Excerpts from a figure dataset
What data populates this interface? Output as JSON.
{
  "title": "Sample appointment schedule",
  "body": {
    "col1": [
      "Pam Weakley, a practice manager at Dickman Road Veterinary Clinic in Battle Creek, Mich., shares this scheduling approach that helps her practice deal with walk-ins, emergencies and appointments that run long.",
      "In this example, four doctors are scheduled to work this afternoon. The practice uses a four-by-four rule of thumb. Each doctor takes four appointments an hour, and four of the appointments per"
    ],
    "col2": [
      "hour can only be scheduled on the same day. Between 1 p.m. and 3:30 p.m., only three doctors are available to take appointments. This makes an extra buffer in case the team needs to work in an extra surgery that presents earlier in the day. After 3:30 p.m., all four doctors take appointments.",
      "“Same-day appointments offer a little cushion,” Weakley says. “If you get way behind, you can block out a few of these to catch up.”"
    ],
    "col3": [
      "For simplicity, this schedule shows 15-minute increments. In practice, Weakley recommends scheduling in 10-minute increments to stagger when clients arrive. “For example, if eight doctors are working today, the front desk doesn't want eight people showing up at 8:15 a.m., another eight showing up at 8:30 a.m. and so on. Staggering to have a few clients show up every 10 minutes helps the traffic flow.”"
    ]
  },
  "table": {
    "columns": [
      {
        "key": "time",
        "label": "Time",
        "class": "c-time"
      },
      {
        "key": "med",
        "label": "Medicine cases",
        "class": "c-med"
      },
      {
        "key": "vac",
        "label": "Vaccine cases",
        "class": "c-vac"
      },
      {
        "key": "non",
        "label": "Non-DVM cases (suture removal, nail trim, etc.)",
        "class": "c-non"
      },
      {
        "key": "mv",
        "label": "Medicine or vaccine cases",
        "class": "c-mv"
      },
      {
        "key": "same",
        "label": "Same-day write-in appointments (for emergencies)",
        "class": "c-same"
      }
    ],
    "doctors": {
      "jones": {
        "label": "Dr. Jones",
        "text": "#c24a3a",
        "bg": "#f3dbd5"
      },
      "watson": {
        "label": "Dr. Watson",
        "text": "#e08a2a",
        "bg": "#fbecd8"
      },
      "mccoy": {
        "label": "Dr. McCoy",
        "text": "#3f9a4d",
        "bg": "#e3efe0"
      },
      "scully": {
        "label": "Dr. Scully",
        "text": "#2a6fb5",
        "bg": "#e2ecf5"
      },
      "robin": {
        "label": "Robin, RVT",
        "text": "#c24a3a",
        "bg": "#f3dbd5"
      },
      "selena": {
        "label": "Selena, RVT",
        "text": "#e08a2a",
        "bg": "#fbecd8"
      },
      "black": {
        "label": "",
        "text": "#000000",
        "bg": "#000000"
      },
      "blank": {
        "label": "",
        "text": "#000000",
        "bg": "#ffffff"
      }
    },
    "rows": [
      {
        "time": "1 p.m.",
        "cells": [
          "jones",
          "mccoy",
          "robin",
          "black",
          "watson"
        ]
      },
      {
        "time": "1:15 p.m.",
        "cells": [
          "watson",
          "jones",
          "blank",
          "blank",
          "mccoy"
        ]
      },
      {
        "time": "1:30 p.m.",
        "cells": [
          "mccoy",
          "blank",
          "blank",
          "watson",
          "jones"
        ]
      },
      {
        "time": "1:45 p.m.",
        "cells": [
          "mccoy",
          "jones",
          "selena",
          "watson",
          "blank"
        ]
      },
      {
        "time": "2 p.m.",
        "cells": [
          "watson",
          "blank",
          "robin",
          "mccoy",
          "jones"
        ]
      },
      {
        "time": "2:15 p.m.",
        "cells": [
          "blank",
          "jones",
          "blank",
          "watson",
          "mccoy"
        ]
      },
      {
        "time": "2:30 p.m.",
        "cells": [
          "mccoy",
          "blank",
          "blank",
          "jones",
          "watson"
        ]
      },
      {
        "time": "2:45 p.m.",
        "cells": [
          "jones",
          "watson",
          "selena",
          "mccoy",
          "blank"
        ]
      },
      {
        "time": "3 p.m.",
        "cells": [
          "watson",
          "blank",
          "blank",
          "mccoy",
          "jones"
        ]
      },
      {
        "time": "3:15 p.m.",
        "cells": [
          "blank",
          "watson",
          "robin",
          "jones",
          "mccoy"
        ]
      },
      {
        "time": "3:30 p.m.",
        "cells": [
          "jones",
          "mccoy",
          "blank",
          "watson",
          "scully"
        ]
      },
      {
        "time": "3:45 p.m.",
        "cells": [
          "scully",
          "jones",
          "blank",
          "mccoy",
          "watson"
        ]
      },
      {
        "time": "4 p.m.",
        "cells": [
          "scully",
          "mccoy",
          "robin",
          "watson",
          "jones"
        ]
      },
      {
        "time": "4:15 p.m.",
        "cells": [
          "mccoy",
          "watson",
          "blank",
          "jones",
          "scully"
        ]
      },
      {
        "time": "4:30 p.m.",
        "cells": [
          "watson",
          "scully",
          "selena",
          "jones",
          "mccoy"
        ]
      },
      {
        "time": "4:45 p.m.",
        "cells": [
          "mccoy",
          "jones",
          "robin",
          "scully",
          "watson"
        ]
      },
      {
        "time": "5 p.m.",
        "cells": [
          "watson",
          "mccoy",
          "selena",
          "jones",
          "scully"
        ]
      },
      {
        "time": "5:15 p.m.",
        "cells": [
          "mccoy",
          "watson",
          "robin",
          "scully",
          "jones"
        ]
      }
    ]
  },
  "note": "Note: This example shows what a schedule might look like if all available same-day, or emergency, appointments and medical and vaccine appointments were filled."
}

**EXERCISE BRIEF**
Without changing a word, restate the whole listing.

**FINAL RESULT**
What data populates this interface? Output as JSON.
{
  "title": "Sample appointment schedule",
  "body": {
    "col1": [
      "Pam Weakley, a practice manager at Dickman Road Veterinary Clinic in Battle Creek, Mich., shares this scheduling approach that helps her practice deal with walk-ins, emergencies and appointments that run long.",
      "In this example, four doctors are scheduled to work this afternoon. The practice uses a four-by-four rule of thumb. Each doctor takes four appointments an hour, and four of the appointments per"
    ],
    "col2": [
      "hour can only be scheduled on the same day. Between 1 p.m. and 3:30 p.m., only three doctors are available to take appointments. This makes an extra buffer in case the team needs to work in an extra surgery that presents earlier in the day. After 3:30 p.m., all four doctors take appointments.",
      "“Same-day appointments offer a little cushion,” Weakley says. “If you get way behind, you can block out a few of these to catch up.”"
    ],
    "col3": [
      "For simplicity, this schedule shows 15-minute increments. In practice, Weakley recommends scheduling in 10-minute increments to stagger when clients arrive. “For example, if eight doctors are working today, the front desk doesn't want eight people showing up at 8:15 a.m., another eight showing up at 8:30 a.m. and so on. Staggering to have a few clients show up every 10 minutes helps the traffic flow.”"
    ]
  },
  "table": {
    "columns": [
      {
        "key": "time",
        "label": "Time",
        "class": "c-time"
      },
      {
        "key": "med",
        "label": "Medicine cases",
        "class": "c-med"
      },
      {
        "key": "vac",
        "label": "Vaccine cases",
        "class": "c-vac"
      },
      {
        "key": "non",
        "label": "Non-DVM cases (suture removal, nail trim, etc.)",
        "class": "c-non"
      },
      {
        "key": "mv",
        "label": "Medicine or vaccine cases",
        "class": "c-mv"
      },
      {
        "key": "same",
        "label": "Same-day write-in appointments (for emergencies)",
        "class": "c-same"
      }
    ],
    "doctors": {
      "jones": {
        "label": "Dr. Jones",
        "text": "#c24a3a",
        "bg": "#f3dbd5"
      },
      "watson": {
        "label": "Dr. Watson",
        "text": "#e08a2a",
        "bg": "#fbecd8"
      },
      "mccoy": {
        "label": "Dr. McCoy",
        "text": "#3f9a4d",
        "bg": "#e3efe0"
      },
      "scully": {
        "label": "Dr. Scully",
        "text": "#2a6fb5",
        "bg": "#e2ecf5"
      },
      "robin": {
        "label": "Robin, RVT",
        "text": "#c24a3a",
        "bg": "#f3dbd5"
      },
      "selena": {
        "label": "Selena, RVT",
        "text": "#e08a2a",
        "bg": "#fbecd8"
      },
      "black": {
        "label": "",
        "text": "#000000",
        "bg": "#000000"
      },
      "blank": {
        "label": "",
        "text": "#000000",
        "bg": "#ffffff"
      }
    },
    "rows": [
      {
        "time": "1 p.m.",
        "cells": [
          "jones",
          "mccoy",
          "robin",
          "black",
          "watson"
        ]
      },
      {
        "time": "1:15 p.m.",
        "cells": [
          "watson",
          "jones",
          "blank",
          "blank",
          "mccoy"
        ]
      },
      {
        "time": "1:30 p.m.",
        "cells": [
          "mccoy",
          "blank",
          "blank",
          "watson",
          "jones"
        ]
      },
      {
        "time": "1:45 p.m.",
        "cells": [
          "mccoy",
          "jones",
          "selena",
          "watson",
          "blank"
        ]
      },
      {
        "time": "2 p.m.",
        "cells": [
          "watson",
          "blank",
          "robin",
          "mccoy",
          "jones"
        ]
      },
      {
        "time": "2:15 p.m.",
        "cells": [
          "blank",
          "jones",
          "blank",
          "watson",
          "mccoy"
        ]
      },
      {
        "time": "2:30 p.m.",
        "cells": [
          "mccoy",
          "blank",
          "blank",
          "jones",
          "watson"
        ]
      },
      {
        "time": "2:45 p.m.",
        "cells": [
          "jones",
          "watson",
          "selena",
          "mccoy",
          "blank"
        ]
      },
      {
        "time": "3 p.m.",
        "cells": [
          "watson",
          "blank",
          "blank",
          "mccoy",
          "jones"
        ]
      },
      {
        "time": "3:15 p.m.",
        "cells": [
          "blank",
          "watson",
          "robin",
          "jones",
          "mccoy"
        ]
      },
      {
        "time": "3:30 p.m.",
        "cells": [
          "jones",
          "mccoy",
          "blank",
          "watson",
          "scully"
        ]
      },
      {
        "time": "3:45 p.m.",
        "cells": [
          "scully",
          "jones",
          "blank",
          "mccoy",
          "watson"
        ]
      },
      {
        "time": "4 p.m.",
        "cells": [
          "scully",
          "mccoy",
          "robin",
          "watson",
          "jones"
        ]
      },
      {
        "time": "4:15 p.m.",
        "cells": [
          "mccoy",
          "watson",
          "blank",
          "jones",
          "scully"
        ]
      },
      {
        "time": "4:30 p.m.",
        "cells": [
          "watson",
          "scully",
          "selena",
          "jones",
          "mccoy"
        ]
      },
      {
        "time": "4:45 p.m.",
        "cells": [
          "mccoy",
          "jones",
          "robin",
          "scully",
          "watson"
        ]
      },
      {
        "time": "5 p.m.",
        "cells": [
          "watson",
          "mccoy",
          "selena",
          "jones",
          "scully"
        ]
      },
      {
        "time": "5:15 p.m.",
        "cells": [
          "mccoy",
          "watson",
          "robin",
          "scully",
          "jones"
        ]
      }
    ]
  },
  "note": "Note: This example shows what a schedule might look like if all available same-day, or emergency, appointments and medical and vaccine appointments were filled."
}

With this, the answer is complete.